=== Instructions for the task ===
Collect every line of the records below that contains the word "platform".

Data records

= = = = =

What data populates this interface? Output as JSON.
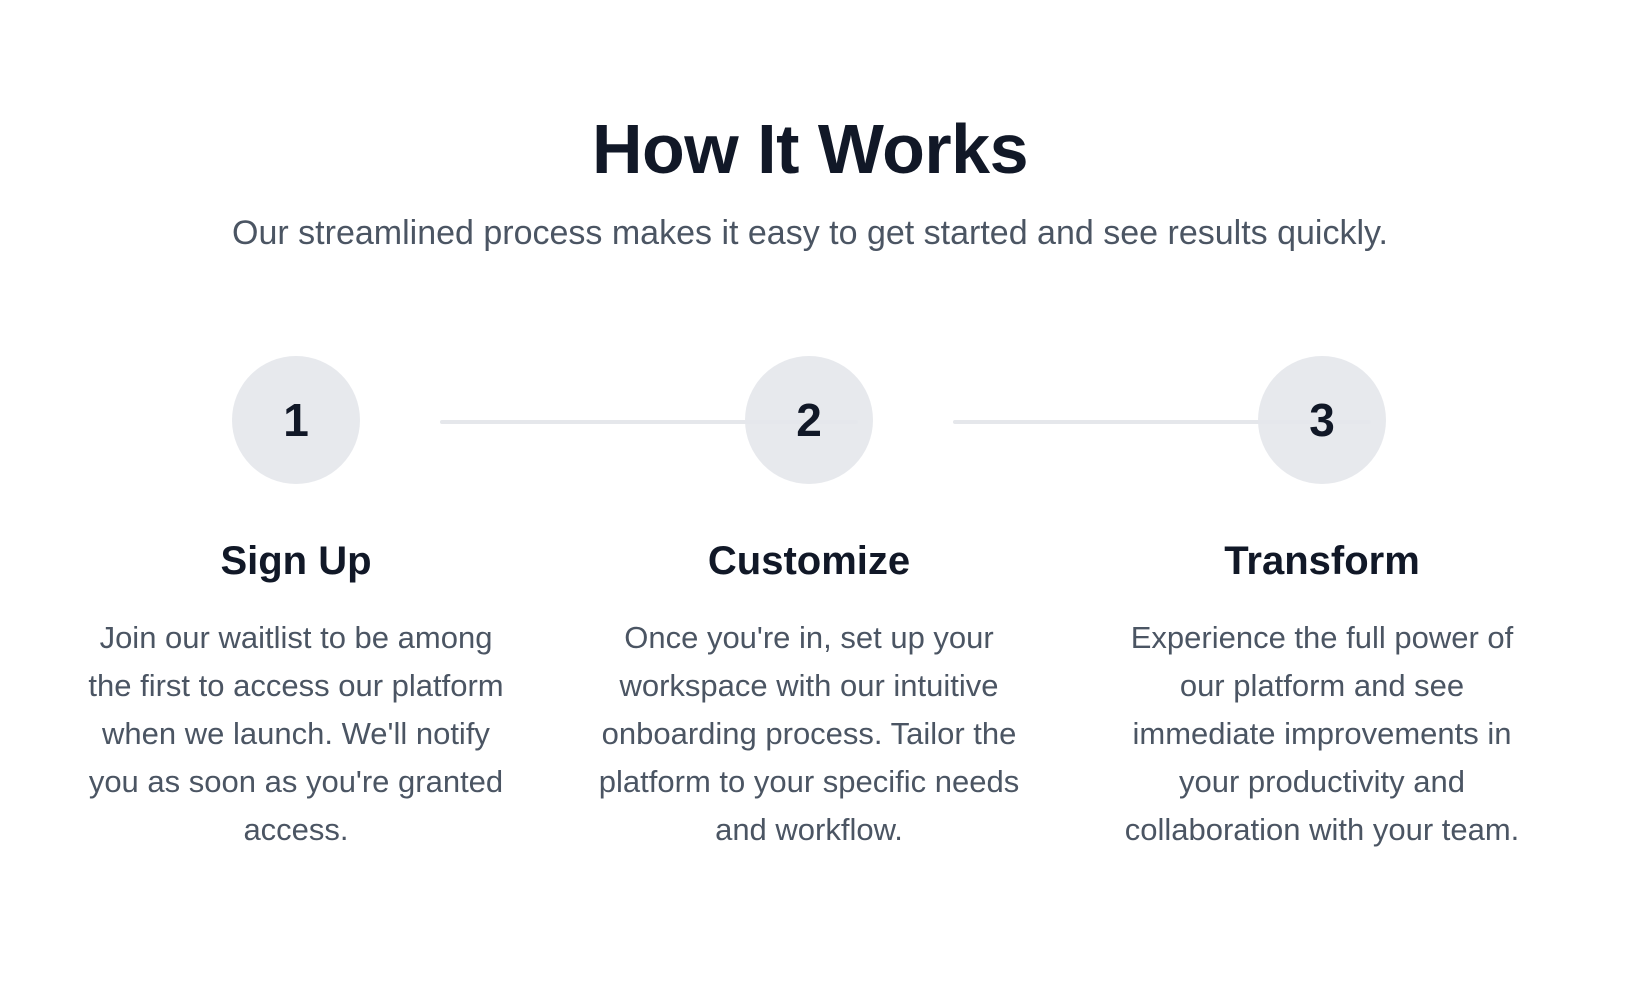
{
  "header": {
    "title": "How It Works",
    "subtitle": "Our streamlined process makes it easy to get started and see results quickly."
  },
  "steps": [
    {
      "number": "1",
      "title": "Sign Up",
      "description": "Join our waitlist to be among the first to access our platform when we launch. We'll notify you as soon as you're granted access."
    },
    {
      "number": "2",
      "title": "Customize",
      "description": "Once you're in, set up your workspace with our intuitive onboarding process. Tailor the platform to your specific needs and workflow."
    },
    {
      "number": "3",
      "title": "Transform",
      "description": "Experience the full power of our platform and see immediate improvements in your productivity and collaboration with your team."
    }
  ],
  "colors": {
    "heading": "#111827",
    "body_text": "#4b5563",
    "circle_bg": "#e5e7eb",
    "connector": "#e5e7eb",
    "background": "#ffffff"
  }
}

= = = = =

=== Response to the task ===
      "description": "Join our waitlist to be among the first to access our platform when we launch. We'll notify you as soon as you're granted access."
      "description": "Once you're in, set up your workspace with our intuitive onboarding process. Tailor the platform to your specific needs and workflow."
      "description": "Experience the full power of our platform and see immediate improvements in your productivity and collaboration with your team."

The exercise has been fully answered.